Work through the data line by line, gathering every line that has the word "could".
* start *
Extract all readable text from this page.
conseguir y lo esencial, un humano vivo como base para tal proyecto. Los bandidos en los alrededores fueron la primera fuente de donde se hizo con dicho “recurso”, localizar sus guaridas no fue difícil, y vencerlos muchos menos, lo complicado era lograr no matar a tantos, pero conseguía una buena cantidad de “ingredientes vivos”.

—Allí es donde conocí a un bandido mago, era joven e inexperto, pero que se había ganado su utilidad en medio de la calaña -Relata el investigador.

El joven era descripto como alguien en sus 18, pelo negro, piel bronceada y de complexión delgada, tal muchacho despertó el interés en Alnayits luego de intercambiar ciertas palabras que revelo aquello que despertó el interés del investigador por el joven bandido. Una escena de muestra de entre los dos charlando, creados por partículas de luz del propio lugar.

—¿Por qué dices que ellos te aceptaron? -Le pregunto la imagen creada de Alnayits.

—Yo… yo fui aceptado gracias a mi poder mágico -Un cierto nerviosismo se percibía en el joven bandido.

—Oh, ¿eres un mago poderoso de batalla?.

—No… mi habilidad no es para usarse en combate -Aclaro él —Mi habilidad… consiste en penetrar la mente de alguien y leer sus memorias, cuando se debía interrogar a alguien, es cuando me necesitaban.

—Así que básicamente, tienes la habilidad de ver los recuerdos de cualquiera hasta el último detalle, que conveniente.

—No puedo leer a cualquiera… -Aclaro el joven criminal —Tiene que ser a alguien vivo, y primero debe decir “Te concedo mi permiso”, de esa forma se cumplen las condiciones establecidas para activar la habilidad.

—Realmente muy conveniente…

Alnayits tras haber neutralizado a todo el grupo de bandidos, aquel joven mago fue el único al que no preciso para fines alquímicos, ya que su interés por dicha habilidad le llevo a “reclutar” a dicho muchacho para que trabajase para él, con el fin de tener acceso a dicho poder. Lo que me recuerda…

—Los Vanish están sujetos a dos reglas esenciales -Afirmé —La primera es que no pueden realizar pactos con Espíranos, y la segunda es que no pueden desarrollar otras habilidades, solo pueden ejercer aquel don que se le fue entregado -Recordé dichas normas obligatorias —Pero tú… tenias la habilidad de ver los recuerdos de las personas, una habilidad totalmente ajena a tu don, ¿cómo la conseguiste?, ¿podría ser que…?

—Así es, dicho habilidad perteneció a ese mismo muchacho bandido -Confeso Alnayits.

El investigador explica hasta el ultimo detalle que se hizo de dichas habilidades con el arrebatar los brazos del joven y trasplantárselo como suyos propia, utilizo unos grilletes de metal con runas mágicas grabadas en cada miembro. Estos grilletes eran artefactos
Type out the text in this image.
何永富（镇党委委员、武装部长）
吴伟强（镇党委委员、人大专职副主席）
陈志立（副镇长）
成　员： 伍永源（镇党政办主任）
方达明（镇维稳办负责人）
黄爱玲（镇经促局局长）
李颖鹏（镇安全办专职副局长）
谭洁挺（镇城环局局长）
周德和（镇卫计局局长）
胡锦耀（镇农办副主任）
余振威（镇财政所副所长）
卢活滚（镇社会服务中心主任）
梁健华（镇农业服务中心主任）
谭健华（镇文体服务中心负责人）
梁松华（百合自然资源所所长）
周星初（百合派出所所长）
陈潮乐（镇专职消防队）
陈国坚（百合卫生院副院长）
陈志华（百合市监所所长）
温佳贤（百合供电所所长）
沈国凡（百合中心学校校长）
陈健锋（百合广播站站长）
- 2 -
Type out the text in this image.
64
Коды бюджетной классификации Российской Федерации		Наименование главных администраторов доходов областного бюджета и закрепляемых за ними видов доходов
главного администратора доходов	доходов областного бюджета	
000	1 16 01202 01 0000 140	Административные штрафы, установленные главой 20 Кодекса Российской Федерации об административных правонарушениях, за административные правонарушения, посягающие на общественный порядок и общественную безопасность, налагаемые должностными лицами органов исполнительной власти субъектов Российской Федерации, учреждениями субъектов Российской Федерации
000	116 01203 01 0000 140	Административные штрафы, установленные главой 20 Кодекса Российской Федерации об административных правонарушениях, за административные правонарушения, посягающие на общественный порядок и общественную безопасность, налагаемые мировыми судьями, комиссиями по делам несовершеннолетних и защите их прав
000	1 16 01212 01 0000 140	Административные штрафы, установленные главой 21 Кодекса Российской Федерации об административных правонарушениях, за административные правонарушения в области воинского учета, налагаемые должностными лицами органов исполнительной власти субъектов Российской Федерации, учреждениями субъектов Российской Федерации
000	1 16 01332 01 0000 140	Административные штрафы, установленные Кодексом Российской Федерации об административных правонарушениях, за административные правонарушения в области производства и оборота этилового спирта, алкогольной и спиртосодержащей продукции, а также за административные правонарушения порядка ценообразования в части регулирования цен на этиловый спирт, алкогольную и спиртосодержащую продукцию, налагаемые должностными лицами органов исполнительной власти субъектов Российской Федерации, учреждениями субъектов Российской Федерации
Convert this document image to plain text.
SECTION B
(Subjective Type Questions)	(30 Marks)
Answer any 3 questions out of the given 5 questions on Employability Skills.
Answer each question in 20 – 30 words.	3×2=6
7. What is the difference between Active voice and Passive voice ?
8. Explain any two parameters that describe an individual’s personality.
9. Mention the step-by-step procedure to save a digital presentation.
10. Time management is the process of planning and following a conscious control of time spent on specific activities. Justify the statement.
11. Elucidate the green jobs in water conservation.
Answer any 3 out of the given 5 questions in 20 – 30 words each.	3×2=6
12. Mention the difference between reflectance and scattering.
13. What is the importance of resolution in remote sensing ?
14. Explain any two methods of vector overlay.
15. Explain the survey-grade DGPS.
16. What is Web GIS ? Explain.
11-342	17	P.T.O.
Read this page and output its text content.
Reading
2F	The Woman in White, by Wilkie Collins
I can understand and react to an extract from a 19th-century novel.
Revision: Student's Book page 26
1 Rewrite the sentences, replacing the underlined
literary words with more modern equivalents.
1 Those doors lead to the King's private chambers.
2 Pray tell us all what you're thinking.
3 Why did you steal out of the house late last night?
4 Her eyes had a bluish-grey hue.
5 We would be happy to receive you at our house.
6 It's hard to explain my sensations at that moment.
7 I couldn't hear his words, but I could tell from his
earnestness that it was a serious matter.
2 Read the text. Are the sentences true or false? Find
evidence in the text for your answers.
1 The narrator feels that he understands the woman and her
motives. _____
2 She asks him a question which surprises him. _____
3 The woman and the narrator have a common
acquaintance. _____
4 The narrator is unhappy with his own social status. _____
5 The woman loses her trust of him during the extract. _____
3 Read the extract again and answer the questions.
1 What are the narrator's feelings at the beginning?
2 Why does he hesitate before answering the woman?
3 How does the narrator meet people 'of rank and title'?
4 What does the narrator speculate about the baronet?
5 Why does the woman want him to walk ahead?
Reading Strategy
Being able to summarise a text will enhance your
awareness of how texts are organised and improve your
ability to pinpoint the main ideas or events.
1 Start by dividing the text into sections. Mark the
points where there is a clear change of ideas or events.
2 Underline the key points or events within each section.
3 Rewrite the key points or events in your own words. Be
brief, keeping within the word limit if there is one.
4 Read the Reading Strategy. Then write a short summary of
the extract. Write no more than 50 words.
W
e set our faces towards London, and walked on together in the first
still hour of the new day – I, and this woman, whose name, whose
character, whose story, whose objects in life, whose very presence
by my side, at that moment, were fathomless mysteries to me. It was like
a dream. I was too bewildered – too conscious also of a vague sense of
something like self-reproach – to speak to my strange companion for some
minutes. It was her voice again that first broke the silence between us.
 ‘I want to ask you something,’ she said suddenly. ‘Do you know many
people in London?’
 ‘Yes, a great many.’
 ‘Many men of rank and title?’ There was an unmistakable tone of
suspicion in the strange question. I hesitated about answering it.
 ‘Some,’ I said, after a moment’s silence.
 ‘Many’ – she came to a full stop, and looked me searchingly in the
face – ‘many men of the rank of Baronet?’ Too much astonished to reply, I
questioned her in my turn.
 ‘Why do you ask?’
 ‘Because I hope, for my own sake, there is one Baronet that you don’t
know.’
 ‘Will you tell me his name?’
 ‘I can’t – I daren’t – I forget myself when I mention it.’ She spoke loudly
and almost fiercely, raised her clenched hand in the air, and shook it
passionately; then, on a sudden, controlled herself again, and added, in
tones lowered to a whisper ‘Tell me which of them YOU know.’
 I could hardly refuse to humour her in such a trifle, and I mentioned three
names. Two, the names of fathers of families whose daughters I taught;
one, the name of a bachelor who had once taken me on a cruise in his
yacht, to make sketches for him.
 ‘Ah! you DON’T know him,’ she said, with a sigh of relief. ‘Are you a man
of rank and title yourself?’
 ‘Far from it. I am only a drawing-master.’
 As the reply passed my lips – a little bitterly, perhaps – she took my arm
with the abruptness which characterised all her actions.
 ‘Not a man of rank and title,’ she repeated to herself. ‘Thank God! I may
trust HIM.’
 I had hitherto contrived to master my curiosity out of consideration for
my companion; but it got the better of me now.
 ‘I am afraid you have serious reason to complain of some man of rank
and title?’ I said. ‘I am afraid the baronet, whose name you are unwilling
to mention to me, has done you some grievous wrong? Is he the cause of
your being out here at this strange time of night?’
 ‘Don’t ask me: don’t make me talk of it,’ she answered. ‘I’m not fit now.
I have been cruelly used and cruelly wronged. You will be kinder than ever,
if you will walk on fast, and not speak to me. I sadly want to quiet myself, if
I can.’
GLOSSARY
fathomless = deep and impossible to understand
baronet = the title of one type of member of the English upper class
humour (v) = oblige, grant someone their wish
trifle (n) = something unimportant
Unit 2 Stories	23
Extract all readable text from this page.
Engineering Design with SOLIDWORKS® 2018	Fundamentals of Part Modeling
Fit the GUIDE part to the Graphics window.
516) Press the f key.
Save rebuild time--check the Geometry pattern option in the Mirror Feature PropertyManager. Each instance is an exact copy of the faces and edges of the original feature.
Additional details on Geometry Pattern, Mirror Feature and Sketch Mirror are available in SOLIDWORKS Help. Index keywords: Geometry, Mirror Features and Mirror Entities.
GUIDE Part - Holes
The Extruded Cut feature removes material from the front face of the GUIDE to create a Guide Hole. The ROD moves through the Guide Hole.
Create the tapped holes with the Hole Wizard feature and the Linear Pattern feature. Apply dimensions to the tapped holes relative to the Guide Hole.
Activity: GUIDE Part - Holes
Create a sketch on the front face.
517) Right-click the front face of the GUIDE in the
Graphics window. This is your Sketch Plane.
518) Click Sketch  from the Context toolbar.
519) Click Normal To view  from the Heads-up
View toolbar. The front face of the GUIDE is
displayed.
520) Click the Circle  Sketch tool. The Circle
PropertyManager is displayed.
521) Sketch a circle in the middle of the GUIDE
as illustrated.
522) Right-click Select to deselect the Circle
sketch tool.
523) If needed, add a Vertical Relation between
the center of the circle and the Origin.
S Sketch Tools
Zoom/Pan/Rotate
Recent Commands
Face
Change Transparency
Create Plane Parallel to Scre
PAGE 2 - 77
* end *
▶ IN RESPONSE:
7 I couldn't hear his words, but I could tell from his
 I could hardly refuse to humour her in such a trifle, and I mentioned three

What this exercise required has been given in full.